#### [What the task asks]
Reproduce all of the entries below, substituting "objects" for every occurrence of "elements" and leaving everything else unchanged. Omit the pictures from your copy.

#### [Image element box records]

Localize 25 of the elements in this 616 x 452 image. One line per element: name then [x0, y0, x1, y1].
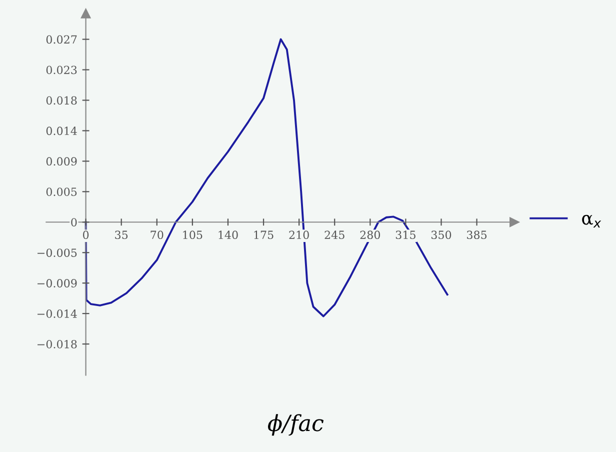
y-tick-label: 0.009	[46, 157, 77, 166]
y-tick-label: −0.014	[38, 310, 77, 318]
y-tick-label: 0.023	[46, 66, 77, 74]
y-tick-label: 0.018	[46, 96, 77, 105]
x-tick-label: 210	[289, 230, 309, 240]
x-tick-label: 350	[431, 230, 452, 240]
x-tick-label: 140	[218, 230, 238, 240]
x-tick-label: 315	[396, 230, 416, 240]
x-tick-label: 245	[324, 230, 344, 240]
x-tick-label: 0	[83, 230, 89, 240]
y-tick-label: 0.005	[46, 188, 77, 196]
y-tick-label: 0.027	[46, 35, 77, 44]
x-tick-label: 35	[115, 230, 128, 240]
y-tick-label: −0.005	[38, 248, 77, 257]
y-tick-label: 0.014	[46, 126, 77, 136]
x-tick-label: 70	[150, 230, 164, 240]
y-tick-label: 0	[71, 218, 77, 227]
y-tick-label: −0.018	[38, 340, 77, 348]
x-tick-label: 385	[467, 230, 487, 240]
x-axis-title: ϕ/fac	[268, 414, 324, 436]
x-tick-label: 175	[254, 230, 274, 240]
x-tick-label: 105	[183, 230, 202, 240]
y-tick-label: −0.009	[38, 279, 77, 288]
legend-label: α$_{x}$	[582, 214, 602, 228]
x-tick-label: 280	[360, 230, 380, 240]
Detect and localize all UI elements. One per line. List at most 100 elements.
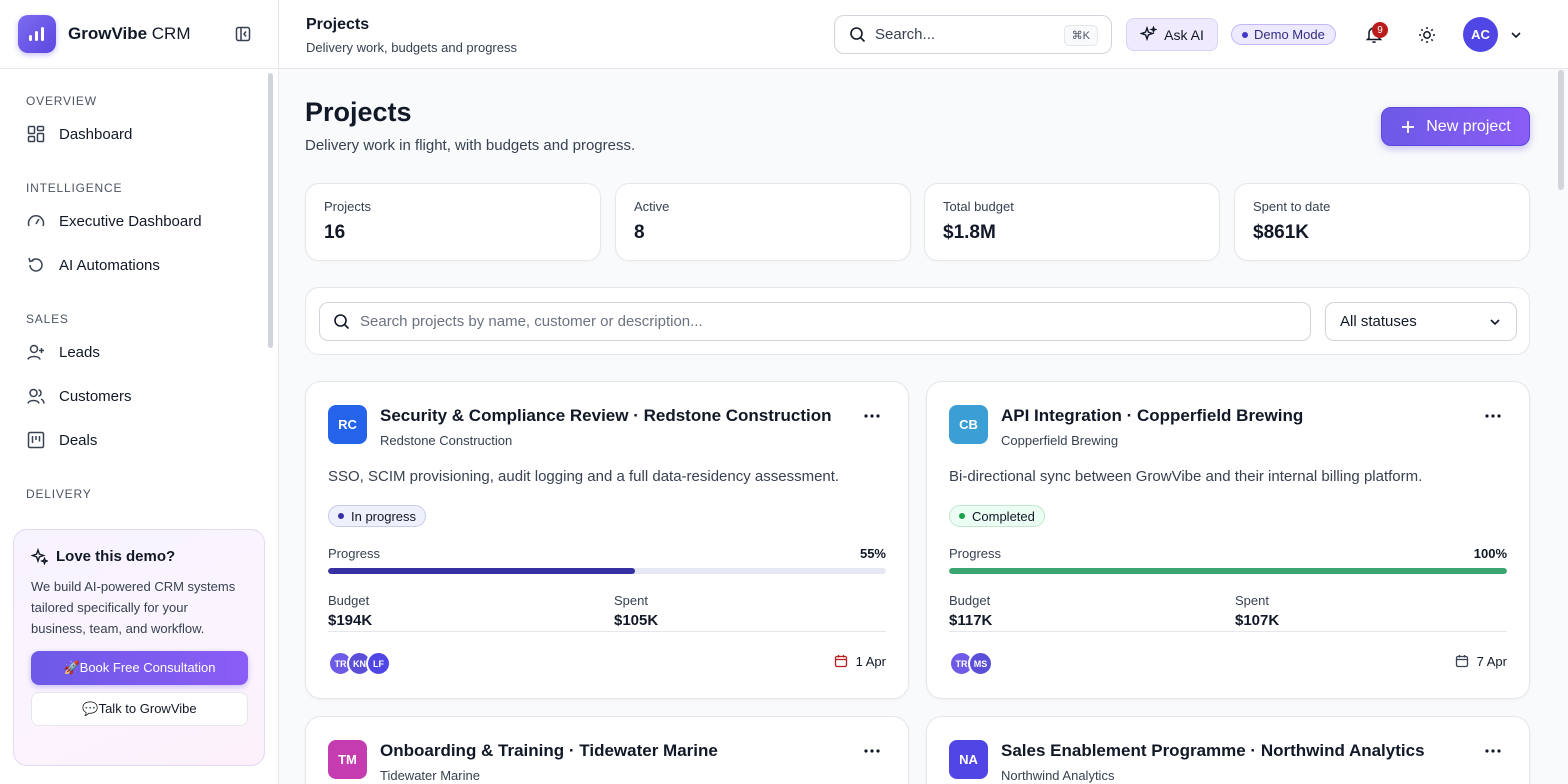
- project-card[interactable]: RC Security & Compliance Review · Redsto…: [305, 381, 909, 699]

#### [Response below]
Localize 25 of the objects in this 616 x 452 image. One line per element: name then [x0, y0, x1, y1].
y-tick-label: 0.009	[46, 157, 77, 166]
y-tick-label: −0.014	[38, 310, 77, 318]
y-tick-label: 0.023	[46, 66, 77, 74]
y-tick-label: 0.018	[46, 96, 77, 105]
x-tick-label: 210	[289, 230, 309, 240]
x-tick-label: 350	[431, 230, 452, 240]
x-tick-label: 140	[218, 230, 238, 240]
x-tick-label: 315	[396, 230, 416, 240]
x-tick-label: 245	[324, 230, 344, 240]
x-tick-label: 0	[83, 230, 89, 240]
y-tick-label: 0.005	[46, 188, 77, 196]
y-tick-label: 0.027	[46, 35, 77, 44]
x-tick-label: 35	[115, 230, 128, 240]
y-tick-label: −0.005	[38, 248, 77, 257]
y-tick-label: 0.014	[46, 126, 77, 136]
x-tick-label: 70	[150, 230, 164, 240]
y-tick-label: 0	[71, 218, 77, 227]
y-tick-label: −0.018	[38, 340, 77, 348]
x-tick-label: 385	[467, 230, 487, 240]
x-axis-title: ϕ/fac	[268, 414, 324, 436]
x-tick-label: 175	[254, 230, 274, 240]
x-tick-label: 105	[183, 230, 202, 240]
y-tick-label: −0.009	[38, 279, 77, 288]
legend-label: α$_{x}$	[582, 214, 602, 228]
x-tick-label: 280	[360, 230, 380, 240]
Detect and localize all UI objects. One per line. List at most 100 objects.
- project-card[interactable]: RC Security & Compliance Review · Redsto…: [305, 381, 909, 699]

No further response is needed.